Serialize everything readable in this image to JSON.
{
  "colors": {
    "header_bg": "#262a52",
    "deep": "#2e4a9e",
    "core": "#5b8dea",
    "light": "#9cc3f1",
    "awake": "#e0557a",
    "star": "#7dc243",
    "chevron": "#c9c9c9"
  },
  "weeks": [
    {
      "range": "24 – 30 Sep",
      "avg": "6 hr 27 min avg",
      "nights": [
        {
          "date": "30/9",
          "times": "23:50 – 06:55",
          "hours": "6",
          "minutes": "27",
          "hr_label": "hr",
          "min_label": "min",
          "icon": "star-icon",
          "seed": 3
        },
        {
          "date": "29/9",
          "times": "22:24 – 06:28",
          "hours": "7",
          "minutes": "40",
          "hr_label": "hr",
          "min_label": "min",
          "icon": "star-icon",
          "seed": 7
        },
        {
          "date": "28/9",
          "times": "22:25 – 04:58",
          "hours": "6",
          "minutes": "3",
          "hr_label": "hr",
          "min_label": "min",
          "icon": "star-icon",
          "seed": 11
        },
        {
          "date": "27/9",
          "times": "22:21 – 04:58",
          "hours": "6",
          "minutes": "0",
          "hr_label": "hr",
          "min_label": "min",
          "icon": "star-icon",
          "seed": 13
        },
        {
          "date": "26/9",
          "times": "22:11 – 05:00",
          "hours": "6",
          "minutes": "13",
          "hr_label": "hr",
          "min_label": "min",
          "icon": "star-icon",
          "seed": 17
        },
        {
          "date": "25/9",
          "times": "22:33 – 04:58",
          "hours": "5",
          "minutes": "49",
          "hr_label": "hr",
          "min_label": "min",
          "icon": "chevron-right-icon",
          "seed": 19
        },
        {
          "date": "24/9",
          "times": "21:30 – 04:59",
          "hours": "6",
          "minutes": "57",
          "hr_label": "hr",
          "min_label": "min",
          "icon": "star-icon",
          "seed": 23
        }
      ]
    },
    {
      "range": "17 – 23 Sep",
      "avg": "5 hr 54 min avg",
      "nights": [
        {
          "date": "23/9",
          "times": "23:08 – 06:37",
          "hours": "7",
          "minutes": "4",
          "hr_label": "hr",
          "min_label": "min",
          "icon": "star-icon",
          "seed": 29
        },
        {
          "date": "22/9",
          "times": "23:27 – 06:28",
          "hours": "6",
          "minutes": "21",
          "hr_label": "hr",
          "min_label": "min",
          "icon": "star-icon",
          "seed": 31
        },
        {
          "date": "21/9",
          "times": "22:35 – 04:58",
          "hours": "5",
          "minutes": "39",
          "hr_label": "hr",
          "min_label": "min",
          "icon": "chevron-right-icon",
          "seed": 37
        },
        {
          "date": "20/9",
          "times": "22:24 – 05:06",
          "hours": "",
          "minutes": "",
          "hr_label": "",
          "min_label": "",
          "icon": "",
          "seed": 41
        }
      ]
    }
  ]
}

--------------------------------

#### WHAT THE EXERCISE ASKS:
Select every line in the material above where the string "date" occurs, and copy it.

#### RESULT OF THE EXERCISE:
          "date": "30/9",
          "date": "29/9",
          "date": "28/9",
          "date": "27/9",
          "date": "26/9",
          "date": "25/9",
          "date": "24/9",
          "date": "23/9",
          "date": "22/9",
          "date": "21/9",
          "date": "20/9",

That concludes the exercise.